### Short exercise:
Search the records for "dokumentu" and copy each line that holds it.

Entries from a dataset:

◆ ◆ ◆ ◆ ◆

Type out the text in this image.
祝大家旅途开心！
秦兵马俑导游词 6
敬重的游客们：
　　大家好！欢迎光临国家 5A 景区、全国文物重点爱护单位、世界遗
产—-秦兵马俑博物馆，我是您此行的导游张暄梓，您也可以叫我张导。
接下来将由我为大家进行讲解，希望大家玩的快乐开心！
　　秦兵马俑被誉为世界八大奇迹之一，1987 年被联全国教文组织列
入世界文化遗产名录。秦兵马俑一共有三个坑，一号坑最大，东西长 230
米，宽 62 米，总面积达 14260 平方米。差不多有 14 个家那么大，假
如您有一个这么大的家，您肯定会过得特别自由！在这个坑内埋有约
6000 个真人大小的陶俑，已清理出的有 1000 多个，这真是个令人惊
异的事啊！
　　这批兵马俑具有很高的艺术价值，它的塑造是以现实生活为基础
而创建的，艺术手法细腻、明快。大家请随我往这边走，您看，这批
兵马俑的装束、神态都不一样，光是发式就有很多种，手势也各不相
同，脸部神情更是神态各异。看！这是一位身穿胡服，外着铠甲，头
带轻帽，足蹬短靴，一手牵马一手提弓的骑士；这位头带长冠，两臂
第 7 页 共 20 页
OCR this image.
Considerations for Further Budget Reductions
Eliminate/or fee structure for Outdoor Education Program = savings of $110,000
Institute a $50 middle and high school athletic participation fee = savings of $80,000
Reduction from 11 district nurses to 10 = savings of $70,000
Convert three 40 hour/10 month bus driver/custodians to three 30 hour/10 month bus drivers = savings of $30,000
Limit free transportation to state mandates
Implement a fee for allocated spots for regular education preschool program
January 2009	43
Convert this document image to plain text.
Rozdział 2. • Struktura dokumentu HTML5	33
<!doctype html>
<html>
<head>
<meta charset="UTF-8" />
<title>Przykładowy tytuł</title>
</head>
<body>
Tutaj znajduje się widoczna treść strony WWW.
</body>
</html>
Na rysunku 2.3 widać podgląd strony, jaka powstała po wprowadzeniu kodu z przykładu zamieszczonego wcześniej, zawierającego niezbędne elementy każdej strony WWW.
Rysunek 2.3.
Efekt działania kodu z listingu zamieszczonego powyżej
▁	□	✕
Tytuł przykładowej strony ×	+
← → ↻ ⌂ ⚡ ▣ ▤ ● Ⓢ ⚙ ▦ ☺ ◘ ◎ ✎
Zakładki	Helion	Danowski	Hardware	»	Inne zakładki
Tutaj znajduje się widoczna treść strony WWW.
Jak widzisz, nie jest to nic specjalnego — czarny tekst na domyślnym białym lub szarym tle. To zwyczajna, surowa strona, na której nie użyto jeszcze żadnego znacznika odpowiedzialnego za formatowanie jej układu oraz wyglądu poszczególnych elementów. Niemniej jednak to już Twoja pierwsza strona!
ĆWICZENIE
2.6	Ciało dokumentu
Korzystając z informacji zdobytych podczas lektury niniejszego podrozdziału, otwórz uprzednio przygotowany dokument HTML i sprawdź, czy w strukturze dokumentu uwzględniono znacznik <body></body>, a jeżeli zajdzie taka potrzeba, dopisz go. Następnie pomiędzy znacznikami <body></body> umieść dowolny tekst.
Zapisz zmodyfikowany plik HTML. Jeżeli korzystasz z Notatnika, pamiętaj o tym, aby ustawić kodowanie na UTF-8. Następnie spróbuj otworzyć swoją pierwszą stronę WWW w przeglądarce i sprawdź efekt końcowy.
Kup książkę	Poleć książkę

◆ ◆ ◆ ◆ ◆

### Complete answer:
Rozdział 2. • Struktura dokumentu HTML5	33
2.6	Ciało dokumentu
Korzystając z informacji zdobytych podczas lektury niniejszego podrozdziału, otwórz uprzednio przygotowany dokument HTML i sprawdź, czy w strukturze dokumentu uwzględniono znacznik <body></body>, a jeżeli zajdzie taka potrzeba, dopisz go. Następnie pomiędzy znacznikami <body></body> umieść dowolny tekst.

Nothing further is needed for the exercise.